[START Record set]

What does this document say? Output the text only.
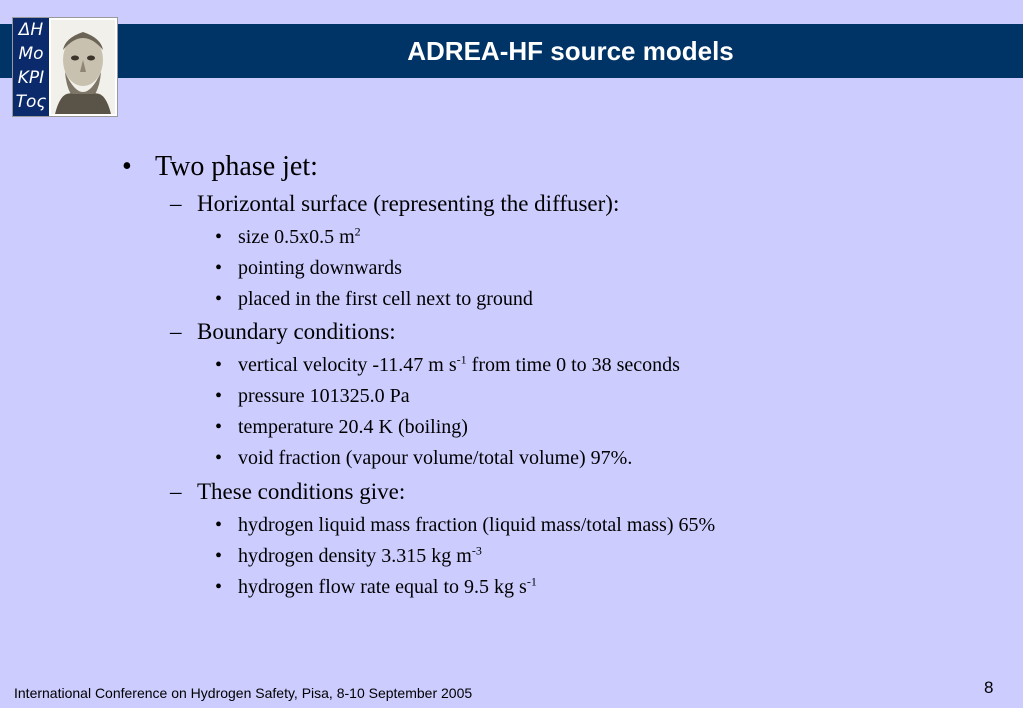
ADREA-HF source models
ΔΗ
Μο
ΚΡΙ
Τος
• Two phase jet:
– Horizontal surface (representing the diffuser):
• size 0.5x0.5 $m^2$
• pointing downwards
• placed in the first cell next to ground
– Boundary conditions:
• vertical velocity -11.47 m $s^{-1}$ from time 0 to 38 seconds
• pressure 101325.0 Pa
• temperature 20.4 K (boiling)
• void fraction (vapour volume/total volume) 97%.
– These conditions give:
• hydrogen liquid mass fraction (liquid mass/total mass) 65%
• hydrogen density 3.315 kg $m^{-3}$
• hydrogen flow rate equal to 9.5 kg $s^{-1}$
International Conference on Hydrogen Safety, Pisa, 8-10 September 2005	8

[END Record set]

-- What is being asked --
Copy the whole listing above word for word but do not carry over the pictures.

-- Solution --
What does this document say? Output the text only.
ADREA-HF source models
ΔΗ
Μο
ΚΡΙ
Τος
• Two phase jet:
– Horizontal surface (representing the diffuser):
• size 0.5x0.5 $m^2$
• pointing downwards
• placed in the first cell next to ground
– Boundary conditions:
• vertical velocity -11.47 m $s^{-1}$ from time 0 to 38 seconds
• pressure 101325.0 Pa
• temperature 20.4 K (boiling)
• void fraction (vapour volume/total volume) 97%.
– These conditions give:
• hydrogen liquid mass fraction (liquid mass/total mass) 65%
• hydrogen density 3.315 kg $m^{-3}$
• hydrogen flow rate equal to 9.5 kg $s^{-1}$
International Conference on Hydrogen Safety, Pisa, 8-10 September 2005	8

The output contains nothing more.